Do this: Reproduce the listing below word for word, with no pictures.

Information provided:
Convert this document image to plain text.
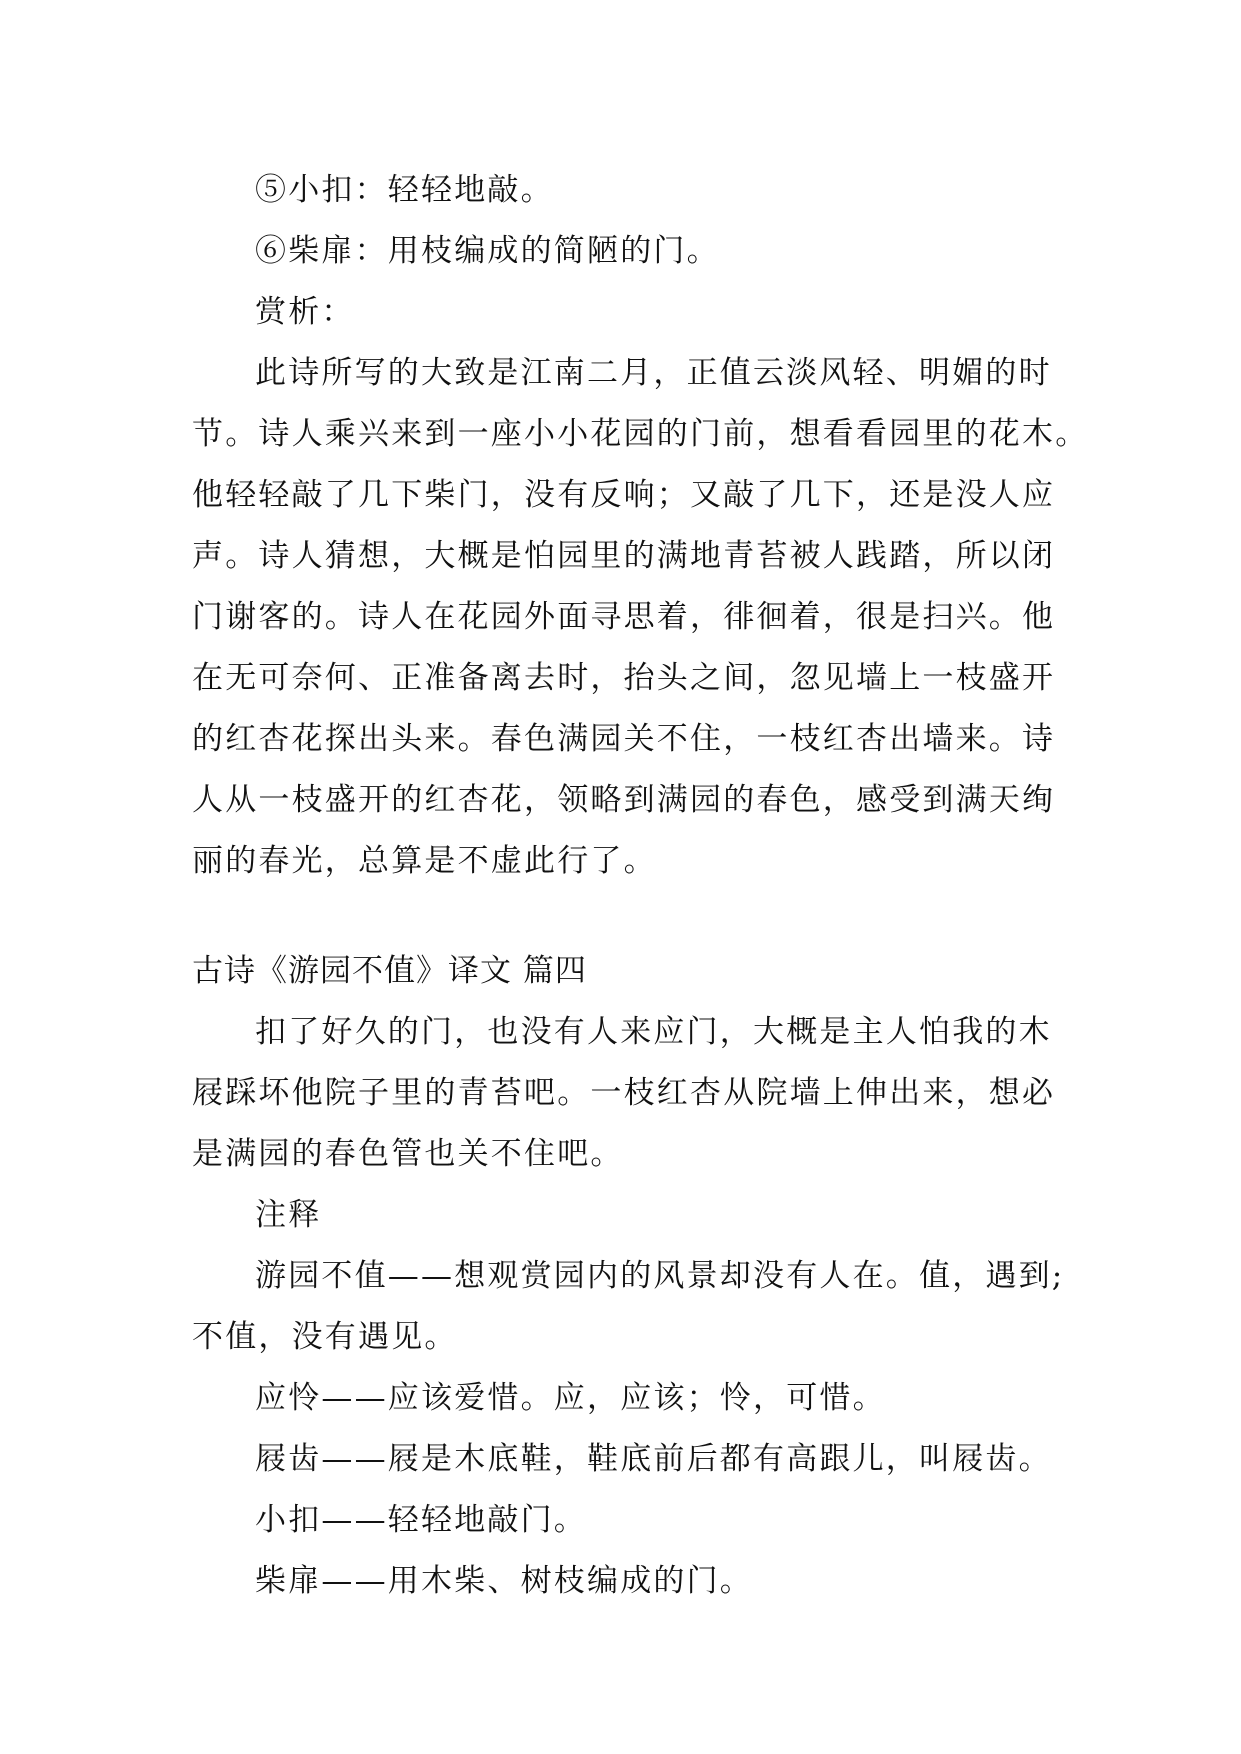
⑤小扣：轻轻地敲。

⑥柴扉：用枝编成的简陋的门。

赏析：

此诗所写的大致是江南二月，正值云淡风轻、明媚的时

节。诗人乘兴来到一座小小花园的门前，想看看园里的花木。

他轻轻敲了几下柴门，没有反响；又敲了几下，还是没人应

声。诗人猜想，大概是怕园里的满地青苔被人践踏，所以闭

门谢客的。诗人在花园外面寻思着，徘徊着，很是扫兴。他

在无可奈何、正准备离去时，抬头之间，忽见墙上一枝盛开

的红杏花探出头来。春色满园关不住，一枝红杏出墙来。诗

人从一枝盛开的红杏花，领略到满园的春色，感受到满天绚

丽的春光，总算是不虚此行了。

古诗《游园不值》译文 篇四

扣了好久的门，也没有人来应门，大概是主人怕我的木

屐踩坏他院子里的青苔吧。一枝红杏从院墙上伸出来，想必

是满园的春色管也关不住吧。

注释

游园不值——想观赏园内的风景却没有人在。值，遇到;

不值，没有遇见。

应怜——应该爱惜。应，应该；怜，可惜。

屐齿——屐是木底鞋，鞋底前后都有高跟儿，叫屐齿。

小扣——轻轻地敲门。

柴扉——用木柴、树枝编成的门。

Correct result:
Convert this document image to plain text.
⑤小扣：轻轻地敲。

⑥柴扉：用枝编成的简陋的门。

赏析：

此诗所写的大致是江南二月，正值云淡风轻、明媚的时

节。诗人乘兴来到一座小小花园的门前，想看看园里的花木。

他轻轻敲了几下柴门，没有反响；又敲了几下，还是没人应

声。诗人猜想，大概是怕园里的满地青苔被人践踏，所以闭

门谢客的。诗人在花园外面寻思着，徘徊着，很是扫兴。他

在无可奈何、正准备离去时，抬头之间，忽见墙上一枝盛开

的红杏花探出头来。春色满园关不住，一枝红杏出墙来。诗

人从一枝盛开的红杏花，领略到满园的春色，感受到满天绚

丽的春光，总算是不虚此行了。

古诗《游园不值》译文 篇四

扣了好久的门，也没有人来应门，大概是主人怕我的木

屐踩坏他院子里的青苔吧。一枝红杏从院墙上伸出来，想必

是满园的春色管也关不住吧。

注释

游园不值——想观赏园内的风景却没有人在。值，遇到;

不值，没有遇见。

应怜——应该爱惜。应，应该；怜，可惜。

屐齿——屐是木底鞋，鞋底前后都有高跟儿，叫屐齿。

小扣——轻轻地敲门。

柴扉——用木柴、树枝编成的门。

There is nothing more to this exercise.